### Schriftlicher Auftrag
Gib die Zeilen vom Beginn bis einschließlich der Zeile mit „series-line-mid-2 bbox=[66, 187, 337, 252]“ unverändert wieder.

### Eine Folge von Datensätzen

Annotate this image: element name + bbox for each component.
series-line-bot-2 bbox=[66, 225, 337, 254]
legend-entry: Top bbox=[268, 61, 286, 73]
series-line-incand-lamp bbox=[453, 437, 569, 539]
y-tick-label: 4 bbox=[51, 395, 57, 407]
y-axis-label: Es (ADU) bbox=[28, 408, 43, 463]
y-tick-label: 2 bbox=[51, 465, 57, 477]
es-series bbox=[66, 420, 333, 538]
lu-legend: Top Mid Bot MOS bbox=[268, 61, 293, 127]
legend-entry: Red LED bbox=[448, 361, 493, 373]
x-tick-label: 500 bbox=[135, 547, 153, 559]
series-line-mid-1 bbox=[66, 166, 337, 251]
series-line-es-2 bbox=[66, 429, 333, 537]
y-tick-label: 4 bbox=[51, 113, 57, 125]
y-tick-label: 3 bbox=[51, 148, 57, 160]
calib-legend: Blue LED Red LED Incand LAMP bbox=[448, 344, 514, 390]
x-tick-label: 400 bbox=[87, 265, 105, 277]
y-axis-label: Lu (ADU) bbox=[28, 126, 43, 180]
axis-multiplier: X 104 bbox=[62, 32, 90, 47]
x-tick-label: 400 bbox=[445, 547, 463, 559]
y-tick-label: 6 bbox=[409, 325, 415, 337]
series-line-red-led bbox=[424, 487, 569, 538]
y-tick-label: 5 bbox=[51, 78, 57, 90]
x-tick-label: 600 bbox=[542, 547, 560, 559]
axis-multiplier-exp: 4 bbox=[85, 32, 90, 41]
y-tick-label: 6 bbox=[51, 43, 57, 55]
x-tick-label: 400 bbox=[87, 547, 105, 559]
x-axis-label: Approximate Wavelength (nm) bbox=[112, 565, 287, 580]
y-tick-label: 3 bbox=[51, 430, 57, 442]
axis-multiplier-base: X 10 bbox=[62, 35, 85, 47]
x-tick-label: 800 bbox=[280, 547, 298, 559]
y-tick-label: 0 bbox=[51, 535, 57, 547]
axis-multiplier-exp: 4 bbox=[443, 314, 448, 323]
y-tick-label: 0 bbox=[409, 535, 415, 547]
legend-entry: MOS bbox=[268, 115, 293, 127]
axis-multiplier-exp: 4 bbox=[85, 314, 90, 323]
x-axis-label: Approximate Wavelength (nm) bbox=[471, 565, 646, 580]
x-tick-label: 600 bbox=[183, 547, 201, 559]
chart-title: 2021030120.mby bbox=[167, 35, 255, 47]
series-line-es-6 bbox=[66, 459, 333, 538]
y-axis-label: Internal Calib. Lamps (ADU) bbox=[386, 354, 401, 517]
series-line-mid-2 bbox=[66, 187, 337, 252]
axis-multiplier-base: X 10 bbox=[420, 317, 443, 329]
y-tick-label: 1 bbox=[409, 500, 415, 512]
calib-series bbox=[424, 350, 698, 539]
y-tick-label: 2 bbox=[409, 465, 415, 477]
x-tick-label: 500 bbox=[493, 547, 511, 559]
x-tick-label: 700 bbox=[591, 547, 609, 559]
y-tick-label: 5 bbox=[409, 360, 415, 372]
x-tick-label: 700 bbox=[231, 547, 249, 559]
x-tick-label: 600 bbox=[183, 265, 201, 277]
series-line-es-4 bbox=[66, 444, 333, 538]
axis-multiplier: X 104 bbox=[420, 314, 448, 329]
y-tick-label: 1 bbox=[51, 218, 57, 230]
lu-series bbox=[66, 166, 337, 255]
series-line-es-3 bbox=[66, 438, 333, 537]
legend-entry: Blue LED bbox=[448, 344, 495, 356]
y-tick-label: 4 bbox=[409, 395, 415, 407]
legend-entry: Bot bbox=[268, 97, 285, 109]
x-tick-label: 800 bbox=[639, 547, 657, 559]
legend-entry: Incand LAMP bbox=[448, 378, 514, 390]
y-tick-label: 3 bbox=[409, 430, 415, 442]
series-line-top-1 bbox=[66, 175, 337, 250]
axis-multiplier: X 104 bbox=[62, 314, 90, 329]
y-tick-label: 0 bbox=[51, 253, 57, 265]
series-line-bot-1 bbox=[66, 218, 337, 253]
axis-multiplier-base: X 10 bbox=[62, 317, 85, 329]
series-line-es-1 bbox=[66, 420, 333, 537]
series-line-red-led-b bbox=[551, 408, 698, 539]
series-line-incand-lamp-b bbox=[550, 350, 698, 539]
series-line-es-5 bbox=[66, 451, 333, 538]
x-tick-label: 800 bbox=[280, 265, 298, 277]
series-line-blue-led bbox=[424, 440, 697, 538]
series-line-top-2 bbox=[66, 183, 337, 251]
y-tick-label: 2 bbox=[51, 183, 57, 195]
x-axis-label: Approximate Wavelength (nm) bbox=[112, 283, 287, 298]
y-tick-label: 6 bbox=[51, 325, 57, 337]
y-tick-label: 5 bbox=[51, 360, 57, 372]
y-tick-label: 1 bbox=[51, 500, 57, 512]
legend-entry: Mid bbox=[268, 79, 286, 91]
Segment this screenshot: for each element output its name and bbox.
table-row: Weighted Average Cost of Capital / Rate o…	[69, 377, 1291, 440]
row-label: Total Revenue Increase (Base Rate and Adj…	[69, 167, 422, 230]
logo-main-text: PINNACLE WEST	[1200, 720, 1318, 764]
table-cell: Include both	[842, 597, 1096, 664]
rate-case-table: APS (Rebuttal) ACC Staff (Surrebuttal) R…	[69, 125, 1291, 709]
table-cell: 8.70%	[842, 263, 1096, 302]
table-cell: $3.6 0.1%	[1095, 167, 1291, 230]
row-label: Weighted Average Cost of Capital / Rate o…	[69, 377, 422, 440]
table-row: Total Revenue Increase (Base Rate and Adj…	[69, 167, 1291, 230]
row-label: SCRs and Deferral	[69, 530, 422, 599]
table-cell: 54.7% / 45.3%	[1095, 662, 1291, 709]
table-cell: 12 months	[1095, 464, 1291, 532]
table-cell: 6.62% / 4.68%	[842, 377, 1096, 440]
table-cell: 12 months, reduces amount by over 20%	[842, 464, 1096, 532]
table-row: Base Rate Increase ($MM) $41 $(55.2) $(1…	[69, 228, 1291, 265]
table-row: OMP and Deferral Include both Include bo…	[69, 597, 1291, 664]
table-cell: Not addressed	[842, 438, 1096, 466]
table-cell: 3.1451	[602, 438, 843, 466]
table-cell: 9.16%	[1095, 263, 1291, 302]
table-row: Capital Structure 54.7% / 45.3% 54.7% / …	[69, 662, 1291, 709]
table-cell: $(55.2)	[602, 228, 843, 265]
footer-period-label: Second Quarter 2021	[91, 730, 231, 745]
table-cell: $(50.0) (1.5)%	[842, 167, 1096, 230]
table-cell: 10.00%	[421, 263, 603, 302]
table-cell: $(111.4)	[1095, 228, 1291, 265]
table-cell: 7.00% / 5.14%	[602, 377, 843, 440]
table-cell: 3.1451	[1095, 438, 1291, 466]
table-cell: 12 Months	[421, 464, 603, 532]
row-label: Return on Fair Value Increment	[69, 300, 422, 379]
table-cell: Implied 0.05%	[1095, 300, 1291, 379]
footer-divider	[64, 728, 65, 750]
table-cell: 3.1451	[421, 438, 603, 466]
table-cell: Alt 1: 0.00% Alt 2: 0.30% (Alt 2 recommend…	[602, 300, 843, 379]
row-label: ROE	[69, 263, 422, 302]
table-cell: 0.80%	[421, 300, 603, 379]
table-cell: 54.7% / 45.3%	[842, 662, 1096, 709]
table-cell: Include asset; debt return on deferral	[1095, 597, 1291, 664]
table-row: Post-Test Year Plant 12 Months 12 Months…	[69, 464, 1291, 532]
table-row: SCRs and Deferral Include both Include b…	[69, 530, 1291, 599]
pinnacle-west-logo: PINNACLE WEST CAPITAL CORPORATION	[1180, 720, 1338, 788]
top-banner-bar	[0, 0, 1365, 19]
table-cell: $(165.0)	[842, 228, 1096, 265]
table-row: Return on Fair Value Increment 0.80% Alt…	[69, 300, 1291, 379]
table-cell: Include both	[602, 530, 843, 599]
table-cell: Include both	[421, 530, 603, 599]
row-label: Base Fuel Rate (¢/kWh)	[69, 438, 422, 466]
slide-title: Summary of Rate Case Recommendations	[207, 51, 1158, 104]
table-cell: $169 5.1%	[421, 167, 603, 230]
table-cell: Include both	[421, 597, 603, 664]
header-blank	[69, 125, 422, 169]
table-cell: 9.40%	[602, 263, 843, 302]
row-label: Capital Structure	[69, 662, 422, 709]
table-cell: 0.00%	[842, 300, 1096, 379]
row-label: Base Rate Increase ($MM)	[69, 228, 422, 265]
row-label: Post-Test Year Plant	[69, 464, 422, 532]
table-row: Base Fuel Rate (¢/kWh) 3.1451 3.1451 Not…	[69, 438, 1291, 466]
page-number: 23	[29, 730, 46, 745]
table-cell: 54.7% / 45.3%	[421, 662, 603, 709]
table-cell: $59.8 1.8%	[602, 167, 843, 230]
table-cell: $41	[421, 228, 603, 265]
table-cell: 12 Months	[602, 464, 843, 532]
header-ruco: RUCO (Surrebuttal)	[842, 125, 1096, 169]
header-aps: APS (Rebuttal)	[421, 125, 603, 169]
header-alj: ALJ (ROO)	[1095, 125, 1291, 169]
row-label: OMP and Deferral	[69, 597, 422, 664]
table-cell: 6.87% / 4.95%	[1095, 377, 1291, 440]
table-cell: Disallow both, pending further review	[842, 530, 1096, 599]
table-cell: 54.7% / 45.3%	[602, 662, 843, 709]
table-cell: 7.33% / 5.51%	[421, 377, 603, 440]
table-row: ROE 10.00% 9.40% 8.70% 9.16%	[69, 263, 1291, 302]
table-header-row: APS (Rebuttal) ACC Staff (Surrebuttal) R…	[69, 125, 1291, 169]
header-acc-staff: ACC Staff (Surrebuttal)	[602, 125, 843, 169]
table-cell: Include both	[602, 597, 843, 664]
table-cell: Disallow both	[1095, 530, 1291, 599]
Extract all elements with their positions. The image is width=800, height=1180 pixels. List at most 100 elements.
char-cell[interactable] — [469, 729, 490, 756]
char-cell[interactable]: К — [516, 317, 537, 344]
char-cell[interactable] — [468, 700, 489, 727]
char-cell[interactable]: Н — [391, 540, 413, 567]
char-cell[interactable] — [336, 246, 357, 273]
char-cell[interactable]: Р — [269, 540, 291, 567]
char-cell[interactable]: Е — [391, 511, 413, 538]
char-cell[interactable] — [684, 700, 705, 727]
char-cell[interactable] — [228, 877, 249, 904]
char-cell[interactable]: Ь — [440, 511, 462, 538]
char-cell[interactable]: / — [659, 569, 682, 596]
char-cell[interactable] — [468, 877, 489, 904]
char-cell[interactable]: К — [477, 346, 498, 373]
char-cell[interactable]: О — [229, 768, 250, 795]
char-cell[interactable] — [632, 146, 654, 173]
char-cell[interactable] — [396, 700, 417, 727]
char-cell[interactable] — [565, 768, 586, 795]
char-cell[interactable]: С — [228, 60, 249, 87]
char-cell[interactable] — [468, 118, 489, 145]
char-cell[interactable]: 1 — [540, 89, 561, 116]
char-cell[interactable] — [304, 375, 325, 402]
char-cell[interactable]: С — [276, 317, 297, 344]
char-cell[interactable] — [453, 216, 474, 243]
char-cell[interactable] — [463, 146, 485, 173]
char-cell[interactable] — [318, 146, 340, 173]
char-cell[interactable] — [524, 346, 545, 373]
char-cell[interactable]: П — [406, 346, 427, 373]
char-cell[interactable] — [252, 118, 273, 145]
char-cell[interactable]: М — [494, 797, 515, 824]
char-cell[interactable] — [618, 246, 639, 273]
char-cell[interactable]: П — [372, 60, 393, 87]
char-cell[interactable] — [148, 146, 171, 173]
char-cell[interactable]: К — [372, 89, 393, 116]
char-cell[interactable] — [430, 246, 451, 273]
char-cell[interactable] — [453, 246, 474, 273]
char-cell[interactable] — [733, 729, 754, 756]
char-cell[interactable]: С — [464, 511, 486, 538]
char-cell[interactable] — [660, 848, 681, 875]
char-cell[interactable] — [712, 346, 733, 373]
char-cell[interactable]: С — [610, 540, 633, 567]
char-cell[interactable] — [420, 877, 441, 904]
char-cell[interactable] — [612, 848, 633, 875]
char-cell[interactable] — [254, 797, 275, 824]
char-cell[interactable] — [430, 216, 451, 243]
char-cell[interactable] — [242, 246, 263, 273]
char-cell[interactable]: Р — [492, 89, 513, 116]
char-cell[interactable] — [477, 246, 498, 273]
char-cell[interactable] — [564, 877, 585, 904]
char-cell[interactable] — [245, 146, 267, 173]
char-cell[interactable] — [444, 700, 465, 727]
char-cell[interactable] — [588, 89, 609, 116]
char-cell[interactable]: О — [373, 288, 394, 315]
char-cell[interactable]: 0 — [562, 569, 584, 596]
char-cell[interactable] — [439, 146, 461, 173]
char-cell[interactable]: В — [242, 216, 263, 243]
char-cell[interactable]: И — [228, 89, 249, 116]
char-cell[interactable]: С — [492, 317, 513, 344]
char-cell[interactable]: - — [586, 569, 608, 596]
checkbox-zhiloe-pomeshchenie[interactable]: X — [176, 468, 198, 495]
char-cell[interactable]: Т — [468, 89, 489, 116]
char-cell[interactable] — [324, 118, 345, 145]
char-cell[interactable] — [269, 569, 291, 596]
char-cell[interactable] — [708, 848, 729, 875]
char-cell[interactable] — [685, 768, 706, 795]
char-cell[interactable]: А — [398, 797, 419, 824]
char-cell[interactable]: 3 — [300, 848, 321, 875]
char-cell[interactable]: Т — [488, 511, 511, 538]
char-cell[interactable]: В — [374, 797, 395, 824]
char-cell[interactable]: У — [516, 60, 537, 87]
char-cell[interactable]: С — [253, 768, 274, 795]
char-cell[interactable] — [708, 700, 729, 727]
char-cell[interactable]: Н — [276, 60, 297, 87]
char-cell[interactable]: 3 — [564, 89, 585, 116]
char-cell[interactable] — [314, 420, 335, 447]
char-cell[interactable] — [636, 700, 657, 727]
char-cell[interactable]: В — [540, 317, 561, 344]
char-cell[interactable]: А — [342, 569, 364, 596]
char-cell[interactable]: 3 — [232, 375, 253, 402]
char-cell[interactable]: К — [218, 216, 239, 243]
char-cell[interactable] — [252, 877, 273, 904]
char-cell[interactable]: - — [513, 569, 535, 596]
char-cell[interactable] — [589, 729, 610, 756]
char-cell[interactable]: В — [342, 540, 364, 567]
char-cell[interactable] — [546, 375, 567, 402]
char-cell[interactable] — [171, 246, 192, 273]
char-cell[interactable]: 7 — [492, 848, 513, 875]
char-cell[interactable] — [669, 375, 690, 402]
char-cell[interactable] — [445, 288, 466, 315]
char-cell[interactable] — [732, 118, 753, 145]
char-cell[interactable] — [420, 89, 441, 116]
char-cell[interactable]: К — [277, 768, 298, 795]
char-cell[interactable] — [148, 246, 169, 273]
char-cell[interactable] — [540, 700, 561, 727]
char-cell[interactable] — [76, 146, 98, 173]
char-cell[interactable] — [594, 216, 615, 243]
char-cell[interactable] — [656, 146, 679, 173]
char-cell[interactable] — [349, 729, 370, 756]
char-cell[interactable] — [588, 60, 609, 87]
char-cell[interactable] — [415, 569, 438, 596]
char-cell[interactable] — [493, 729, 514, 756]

### Richtige Antwort
Annotate this image: element name + bbox for each component.
series-line-bot-2 bbox=[66, 225, 337, 254]
legend-entry: Top bbox=[268, 61, 286, 73]
series-line-incand-lamp bbox=[453, 437, 569, 539]
y-tick-label: 4 bbox=[51, 395, 57, 407]
y-axis-label: Es (ADU) bbox=[28, 408, 43, 463]
y-tick-label: 2 bbox=[51, 465, 57, 477]
es-series bbox=[66, 420, 333, 538]
lu-legend: Top Mid Bot MOS bbox=[268, 61, 293, 127]
legend-entry: Red LED bbox=[448, 361, 493, 373]
x-tick-label: 500 bbox=[135, 547, 153, 559]
series-line-mid-1 bbox=[66, 166, 337, 251]
series-line-es-2 bbox=[66, 429, 333, 537]
y-tick-label: 4 bbox=[51, 113, 57, 125]
y-tick-label: 3 bbox=[51, 148, 57, 160]
calib-legend: Blue LED Red LED Incand LAMP bbox=[448, 344, 514, 390]
x-tick-label: 400 bbox=[87, 265, 105, 277]
y-axis-label: Lu (ADU) bbox=[28, 126, 43, 180]
axis-multiplier: X 104 bbox=[62, 32, 90, 47]
x-tick-label: 400 bbox=[445, 547, 463, 559]
y-tick-label: 6 bbox=[409, 325, 415, 337]
series-line-red-led bbox=[424, 487, 569, 538]
y-tick-label: 5 bbox=[51, 78, 57, 90]
x-tick-label: 600 bbox=[542, 547, 560, 559]
axis-multiplier-exp: 4 bbox=[85, 32, 90, 41]
y-tick-label: 6 bbox=[51, 43, 57, 55]
x-tick-label: 400 bbox=[87, 547, 105, 559]
x-axis-label: Approximate Wavelength (nm) bbox=[112, 565, 287, 580]
y-tick-label: 3 bbox=[51, 430, 57, 442]
axis-multiplier-base: X 10 bbox=[62, 35, 85, 47]
x-tick-label: 800 bbox=[280, 547, 298, 559]
y-tick-label: 0 bbox=[51, 535, 57, 547]
axis-multiplier-exp: 4 bbox=[443, 314, 448, 323]
y-tick-label: 0 bbox=[409, 535, 415, 547]
legend-entry: MOS bbox=[268, 115, 293, 127]
axis-multiplier-exp: 4 bbox=[85, 314, 90, 323]
x-axis-label: Approximate Wavelength (nm) bbox=[471, 565, 646, 580]
x-tick-label: 600 bbox=[183, 547, 201, 559]
chart-title: 2021030120.mby bbox=[167, 35, 255, 47]
series-line-es-6 bbox=[66, 459, 333, 538]
y-axis-label: Internal Calib. Lamps (ADU) bbox=[386, 354, 401, 517]
series-line-mid-2 bbox=[66, 187, 337, 252]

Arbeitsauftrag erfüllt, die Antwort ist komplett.